● **PROMPT**: All lines in the material below that hold "decarboxylase" should be found and copied.

● **EXERCISE INPUTS**:
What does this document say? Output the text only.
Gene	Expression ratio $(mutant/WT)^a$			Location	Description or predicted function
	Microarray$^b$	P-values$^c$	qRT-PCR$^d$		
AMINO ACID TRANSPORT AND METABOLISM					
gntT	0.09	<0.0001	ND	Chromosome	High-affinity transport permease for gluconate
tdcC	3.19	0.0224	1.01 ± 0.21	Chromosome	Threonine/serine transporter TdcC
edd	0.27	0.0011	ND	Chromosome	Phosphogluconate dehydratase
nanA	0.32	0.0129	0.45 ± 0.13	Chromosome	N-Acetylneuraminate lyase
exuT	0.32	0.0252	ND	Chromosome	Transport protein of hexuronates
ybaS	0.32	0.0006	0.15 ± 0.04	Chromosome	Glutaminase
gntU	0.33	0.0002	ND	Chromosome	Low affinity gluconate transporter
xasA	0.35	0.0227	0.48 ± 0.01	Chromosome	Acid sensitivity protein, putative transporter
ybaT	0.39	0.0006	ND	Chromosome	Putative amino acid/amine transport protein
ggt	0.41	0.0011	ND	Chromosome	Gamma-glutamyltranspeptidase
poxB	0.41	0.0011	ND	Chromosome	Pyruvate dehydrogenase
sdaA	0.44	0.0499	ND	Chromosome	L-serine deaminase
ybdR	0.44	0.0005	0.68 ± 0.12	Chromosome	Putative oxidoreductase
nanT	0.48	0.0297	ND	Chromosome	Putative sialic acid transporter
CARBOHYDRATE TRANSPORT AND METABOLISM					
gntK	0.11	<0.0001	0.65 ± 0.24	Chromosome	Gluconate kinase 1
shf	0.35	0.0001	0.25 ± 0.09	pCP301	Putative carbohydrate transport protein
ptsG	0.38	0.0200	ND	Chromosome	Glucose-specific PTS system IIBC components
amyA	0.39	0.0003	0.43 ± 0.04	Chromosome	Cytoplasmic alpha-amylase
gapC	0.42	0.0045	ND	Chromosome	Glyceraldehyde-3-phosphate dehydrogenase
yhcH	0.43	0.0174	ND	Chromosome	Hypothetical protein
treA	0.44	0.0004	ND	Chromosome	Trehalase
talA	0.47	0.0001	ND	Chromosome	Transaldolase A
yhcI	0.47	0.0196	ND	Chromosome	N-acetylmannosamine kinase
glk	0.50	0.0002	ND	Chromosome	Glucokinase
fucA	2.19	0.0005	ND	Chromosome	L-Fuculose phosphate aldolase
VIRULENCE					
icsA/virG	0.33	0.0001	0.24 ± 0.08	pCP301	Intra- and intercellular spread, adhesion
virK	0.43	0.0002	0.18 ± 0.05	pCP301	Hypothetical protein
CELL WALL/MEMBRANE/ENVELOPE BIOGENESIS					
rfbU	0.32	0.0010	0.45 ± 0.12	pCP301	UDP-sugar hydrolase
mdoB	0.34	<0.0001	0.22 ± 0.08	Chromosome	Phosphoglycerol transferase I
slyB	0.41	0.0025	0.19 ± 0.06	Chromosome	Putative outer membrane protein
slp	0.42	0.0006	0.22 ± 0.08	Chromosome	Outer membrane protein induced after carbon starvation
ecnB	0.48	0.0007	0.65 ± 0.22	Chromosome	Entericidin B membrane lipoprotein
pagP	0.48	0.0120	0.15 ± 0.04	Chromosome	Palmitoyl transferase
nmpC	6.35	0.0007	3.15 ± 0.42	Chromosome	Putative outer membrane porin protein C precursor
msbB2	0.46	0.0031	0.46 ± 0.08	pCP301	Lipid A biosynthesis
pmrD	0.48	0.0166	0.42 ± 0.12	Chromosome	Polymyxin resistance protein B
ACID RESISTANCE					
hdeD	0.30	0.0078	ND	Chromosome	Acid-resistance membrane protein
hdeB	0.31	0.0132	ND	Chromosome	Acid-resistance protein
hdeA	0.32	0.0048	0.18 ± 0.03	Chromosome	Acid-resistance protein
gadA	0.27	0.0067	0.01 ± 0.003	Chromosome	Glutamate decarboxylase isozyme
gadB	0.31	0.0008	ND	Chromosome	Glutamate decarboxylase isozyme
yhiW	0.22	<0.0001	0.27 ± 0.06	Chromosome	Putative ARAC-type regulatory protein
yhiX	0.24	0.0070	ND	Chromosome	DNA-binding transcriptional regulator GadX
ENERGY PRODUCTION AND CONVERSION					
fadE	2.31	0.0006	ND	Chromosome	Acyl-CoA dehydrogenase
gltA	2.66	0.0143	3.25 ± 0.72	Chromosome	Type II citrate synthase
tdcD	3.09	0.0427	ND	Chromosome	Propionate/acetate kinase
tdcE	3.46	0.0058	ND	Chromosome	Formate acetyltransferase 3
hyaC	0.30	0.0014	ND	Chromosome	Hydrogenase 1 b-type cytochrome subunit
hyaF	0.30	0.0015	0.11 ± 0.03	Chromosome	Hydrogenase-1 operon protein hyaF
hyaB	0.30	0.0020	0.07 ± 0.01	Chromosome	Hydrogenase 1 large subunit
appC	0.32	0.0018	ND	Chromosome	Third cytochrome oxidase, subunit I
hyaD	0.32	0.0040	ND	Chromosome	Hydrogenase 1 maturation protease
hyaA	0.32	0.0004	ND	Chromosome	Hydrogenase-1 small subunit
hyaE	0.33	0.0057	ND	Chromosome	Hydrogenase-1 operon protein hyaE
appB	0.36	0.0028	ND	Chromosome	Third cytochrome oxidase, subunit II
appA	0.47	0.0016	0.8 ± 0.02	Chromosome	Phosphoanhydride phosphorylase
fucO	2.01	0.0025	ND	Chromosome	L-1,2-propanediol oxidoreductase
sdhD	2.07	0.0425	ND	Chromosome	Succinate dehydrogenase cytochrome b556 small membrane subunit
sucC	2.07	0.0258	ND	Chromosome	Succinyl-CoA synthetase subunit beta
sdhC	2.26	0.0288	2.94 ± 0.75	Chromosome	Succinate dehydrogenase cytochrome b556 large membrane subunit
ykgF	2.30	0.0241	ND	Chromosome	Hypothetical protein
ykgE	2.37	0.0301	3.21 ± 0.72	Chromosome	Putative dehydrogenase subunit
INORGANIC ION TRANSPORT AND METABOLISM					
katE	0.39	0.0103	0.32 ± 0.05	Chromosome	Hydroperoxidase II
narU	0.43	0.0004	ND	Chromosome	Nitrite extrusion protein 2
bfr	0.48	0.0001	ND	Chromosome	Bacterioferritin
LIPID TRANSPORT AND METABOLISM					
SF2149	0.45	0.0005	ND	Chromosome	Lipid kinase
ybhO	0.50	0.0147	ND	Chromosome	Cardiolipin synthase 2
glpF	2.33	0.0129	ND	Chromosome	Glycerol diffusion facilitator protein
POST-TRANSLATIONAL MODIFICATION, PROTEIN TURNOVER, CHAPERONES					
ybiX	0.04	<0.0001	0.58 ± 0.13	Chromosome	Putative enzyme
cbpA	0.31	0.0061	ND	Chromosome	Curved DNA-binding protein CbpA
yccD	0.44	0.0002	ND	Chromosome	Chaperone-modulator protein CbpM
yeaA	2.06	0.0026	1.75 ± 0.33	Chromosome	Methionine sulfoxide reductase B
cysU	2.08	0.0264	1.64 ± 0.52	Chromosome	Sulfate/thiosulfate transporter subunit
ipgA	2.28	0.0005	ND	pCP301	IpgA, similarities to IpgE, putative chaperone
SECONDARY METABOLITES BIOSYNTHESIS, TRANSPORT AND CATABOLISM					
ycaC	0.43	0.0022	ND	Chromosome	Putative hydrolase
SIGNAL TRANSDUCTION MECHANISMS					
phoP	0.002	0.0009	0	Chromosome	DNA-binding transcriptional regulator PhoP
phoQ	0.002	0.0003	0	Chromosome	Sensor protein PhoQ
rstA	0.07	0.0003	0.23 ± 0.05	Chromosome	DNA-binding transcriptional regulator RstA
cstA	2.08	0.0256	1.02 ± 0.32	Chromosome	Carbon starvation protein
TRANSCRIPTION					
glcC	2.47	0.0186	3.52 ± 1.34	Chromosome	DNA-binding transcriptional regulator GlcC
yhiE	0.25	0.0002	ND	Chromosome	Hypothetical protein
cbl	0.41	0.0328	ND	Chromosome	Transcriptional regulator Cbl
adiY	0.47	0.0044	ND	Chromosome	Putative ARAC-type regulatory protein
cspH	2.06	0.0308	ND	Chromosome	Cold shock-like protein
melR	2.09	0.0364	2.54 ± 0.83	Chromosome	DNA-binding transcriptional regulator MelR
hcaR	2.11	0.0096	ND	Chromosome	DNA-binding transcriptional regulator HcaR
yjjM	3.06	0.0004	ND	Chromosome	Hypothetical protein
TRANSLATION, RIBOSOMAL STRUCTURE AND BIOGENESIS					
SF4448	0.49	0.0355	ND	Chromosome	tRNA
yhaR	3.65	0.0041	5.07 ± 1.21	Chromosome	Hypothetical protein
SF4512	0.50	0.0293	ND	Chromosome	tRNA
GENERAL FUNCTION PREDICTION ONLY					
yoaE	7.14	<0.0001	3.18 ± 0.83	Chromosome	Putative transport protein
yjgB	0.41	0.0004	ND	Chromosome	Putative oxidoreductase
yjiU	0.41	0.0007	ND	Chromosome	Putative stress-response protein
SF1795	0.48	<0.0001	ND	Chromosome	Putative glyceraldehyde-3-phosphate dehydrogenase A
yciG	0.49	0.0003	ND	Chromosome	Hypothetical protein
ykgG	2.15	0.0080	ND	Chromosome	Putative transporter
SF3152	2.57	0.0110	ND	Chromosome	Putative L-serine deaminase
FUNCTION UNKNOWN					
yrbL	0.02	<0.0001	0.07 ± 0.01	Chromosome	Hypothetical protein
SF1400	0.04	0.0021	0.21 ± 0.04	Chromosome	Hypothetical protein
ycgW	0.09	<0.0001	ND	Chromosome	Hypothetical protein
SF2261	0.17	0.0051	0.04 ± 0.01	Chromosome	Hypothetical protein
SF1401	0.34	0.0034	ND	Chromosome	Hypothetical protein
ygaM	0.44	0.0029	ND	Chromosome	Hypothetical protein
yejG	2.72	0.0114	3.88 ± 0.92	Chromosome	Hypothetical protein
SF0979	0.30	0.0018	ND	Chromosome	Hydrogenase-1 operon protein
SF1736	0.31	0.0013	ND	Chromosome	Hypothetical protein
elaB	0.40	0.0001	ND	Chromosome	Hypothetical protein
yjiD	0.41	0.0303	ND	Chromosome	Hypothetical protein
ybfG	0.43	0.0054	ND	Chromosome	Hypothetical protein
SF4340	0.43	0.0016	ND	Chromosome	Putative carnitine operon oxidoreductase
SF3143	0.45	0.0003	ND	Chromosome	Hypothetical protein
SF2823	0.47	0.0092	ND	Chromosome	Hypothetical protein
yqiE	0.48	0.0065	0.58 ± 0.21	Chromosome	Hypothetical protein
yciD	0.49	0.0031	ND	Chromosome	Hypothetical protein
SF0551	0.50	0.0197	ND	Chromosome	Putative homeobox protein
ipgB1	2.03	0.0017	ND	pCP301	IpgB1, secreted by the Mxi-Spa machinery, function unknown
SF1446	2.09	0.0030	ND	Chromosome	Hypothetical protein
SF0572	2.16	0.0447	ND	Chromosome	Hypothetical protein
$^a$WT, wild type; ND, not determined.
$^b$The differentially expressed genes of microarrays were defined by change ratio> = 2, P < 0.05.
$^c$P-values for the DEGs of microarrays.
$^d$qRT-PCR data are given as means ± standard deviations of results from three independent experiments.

● **FINAL ANSWER**:
gadA	0.27	0.0067	0.01 ± 0.003	Chromosome	Glutamate decarboxylase isozyme
gadB	0.31	0.0008	ND	Chromosome	Glutamate decarboxylase isozyme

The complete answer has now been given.